- What is needed:
Retype the passage about farming in Afar word for word, starting at "According to Abdu, his" and ending at "support lowland agriculture.".

Although small-scale farming is insignificant, Afar does have land that is highly suited for various crops, including cotton and sesame, according to Abdu. “There is huge potential for large scale commercial farming in middle and lower Awash areas, and up to Dalol in the north. There is enough surface and ground water. However, there is limited investment,” he explained.
“With irrigation we can grow anything, even wheat,” explains Abdu. “Despite the potential and necessity, there are some obstacles to shifting the regional economy from pastoralist to agricultural. The first is lack of improved seed and technology. Different seeds are required to withstand the weather changes in the region.”
According to Abdu, his office has given some farmers around Awash seeds it received from AfricaRice, a leading pan-African rice research institution. The office has also made 40 tractors available for rent. However, Abdu argues, mechanization is behind where it needs to be; “the government needs to introduce an institutionally supported mechanization strategy. It would be highly productive on this type of land. The agriculture and the youth could highly benefit.”
The second obstacle is the absence of an effective agricultural extension program. The Agriculture, Livestock and Natural Resources Bureau submitted a study to the regional government for an extension program to effectively support lowland agriculture.
“An extension program must be put in place as quickly as possible. The normal highland extension has failed here, so we use it only in irrigation areas,” Abdu explains. “Training is critically needed.”
Another hurdle to stimulating agricultural transformation, according to Abdu, is the lack of large-scale investment in the sector. “There are only a few large scale farms in the region, they used to be state-owned. Since the local farmers drove their cattle into large private farms some years ago, new investors are concerned. Investors want to come but they want a guarantee of security for their farms from the locals. The locals’ cattle graze on farms during droughts, since there is no feed.”
“I went to the agriculture bureau two years ago, and asked for land for large scale farming. I am still waiting. The region is highly suitable for cotton, which we can also export,” says Zenebech, the contractor who is waiting to finish her hotel.
Fishery is another sector whose potential has been left unexploited in Afar. According to Abera, the Awash dam, which was constructed for the Tendaho sugar factory farm, and many areas of the Awash River, offer great opportunities. “Yet, there is limited investment in the area.”

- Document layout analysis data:
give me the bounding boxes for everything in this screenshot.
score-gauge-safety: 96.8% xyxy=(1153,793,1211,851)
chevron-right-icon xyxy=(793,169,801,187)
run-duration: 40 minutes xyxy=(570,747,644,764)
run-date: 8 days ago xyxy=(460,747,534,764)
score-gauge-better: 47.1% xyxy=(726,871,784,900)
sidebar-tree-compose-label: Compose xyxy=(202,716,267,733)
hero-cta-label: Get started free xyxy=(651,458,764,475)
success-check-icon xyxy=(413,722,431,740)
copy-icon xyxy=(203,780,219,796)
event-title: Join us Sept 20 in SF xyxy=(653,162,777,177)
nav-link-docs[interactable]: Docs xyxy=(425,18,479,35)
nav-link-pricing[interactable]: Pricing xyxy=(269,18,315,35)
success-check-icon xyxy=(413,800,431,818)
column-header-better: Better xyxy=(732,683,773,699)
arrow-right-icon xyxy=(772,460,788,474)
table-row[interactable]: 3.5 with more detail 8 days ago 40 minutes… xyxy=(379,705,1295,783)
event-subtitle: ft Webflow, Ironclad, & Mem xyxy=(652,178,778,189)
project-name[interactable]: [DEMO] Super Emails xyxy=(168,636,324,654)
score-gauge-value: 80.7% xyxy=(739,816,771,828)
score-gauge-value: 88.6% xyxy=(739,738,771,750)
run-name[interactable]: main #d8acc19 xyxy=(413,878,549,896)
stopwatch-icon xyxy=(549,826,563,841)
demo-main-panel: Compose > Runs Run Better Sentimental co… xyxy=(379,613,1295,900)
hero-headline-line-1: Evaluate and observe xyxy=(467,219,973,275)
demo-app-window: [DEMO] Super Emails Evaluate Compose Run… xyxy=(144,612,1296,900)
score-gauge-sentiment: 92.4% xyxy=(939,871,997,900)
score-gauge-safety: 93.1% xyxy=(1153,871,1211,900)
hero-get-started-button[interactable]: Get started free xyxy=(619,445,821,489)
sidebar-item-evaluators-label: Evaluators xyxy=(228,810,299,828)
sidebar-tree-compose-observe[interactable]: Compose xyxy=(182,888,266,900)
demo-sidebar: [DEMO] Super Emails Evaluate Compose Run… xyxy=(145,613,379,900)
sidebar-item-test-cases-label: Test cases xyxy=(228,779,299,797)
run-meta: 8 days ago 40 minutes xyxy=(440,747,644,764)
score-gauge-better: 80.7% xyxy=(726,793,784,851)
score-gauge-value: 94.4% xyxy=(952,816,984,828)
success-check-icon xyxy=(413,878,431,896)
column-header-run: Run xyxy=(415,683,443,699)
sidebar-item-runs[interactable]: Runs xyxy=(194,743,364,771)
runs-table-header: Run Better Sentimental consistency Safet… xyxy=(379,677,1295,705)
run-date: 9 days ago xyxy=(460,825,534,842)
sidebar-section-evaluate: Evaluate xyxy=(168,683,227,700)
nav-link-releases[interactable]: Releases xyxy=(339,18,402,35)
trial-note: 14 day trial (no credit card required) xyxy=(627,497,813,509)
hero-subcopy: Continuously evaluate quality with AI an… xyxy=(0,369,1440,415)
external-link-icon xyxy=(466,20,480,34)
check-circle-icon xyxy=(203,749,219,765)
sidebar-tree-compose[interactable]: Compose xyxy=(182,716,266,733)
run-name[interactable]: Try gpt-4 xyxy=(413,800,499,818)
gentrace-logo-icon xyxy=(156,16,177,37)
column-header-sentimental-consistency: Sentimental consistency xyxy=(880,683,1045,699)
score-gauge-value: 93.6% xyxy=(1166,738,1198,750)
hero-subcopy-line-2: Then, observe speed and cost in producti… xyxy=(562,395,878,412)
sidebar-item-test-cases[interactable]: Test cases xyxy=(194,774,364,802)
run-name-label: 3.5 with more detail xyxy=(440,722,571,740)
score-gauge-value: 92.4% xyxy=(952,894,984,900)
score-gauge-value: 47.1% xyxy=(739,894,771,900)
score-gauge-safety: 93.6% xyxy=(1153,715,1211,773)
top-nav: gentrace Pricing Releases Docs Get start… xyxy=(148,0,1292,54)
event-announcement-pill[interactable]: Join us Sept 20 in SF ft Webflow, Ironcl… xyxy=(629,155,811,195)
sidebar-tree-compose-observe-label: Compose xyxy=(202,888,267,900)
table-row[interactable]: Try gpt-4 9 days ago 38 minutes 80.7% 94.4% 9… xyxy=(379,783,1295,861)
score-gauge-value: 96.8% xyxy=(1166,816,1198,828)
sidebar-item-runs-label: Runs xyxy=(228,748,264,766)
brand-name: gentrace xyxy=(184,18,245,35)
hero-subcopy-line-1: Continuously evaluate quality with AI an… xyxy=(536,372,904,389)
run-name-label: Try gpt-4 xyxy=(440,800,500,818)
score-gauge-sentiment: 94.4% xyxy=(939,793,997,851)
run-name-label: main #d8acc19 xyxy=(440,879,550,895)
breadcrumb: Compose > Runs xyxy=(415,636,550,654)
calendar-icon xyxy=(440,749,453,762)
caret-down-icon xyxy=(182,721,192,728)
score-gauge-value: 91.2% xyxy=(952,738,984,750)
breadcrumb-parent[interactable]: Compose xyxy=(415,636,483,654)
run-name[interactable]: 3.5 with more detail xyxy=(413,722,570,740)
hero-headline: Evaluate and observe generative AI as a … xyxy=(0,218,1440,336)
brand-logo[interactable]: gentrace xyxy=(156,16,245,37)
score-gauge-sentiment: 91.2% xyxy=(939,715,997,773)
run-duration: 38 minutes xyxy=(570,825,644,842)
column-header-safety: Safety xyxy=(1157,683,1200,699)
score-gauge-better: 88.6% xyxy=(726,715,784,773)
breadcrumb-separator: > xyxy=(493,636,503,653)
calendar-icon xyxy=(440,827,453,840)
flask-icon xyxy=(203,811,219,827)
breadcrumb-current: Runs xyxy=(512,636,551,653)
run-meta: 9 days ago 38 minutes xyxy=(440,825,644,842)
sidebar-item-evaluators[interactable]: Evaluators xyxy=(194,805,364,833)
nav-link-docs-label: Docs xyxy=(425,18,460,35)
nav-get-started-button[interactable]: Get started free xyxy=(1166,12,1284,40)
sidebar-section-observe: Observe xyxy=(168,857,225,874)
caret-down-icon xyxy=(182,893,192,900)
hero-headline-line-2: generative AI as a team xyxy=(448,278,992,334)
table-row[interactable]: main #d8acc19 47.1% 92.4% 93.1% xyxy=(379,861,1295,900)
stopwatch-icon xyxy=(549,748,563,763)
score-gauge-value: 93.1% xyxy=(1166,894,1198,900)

- Solution:
According to Abdu, his office has given some farmers around Awash seeds it received from AfricaRice, a leading pan-African rice research institution. The office has also made 40 tractors available for rent. However, Abdu argues, mechanization is behind where it needs to be; “the government needs to introduce an institutionally supported mechanization strategy. It would be highly productive on this type of land. The agriculture and the youth could highly benefit.”
The second obstacle is the absence of an effective agricultural extension program. The Agriculture, Livestock and Natural Resources Bureau submitted a study to the regional government for an extension program to effectively support lowland agriculture.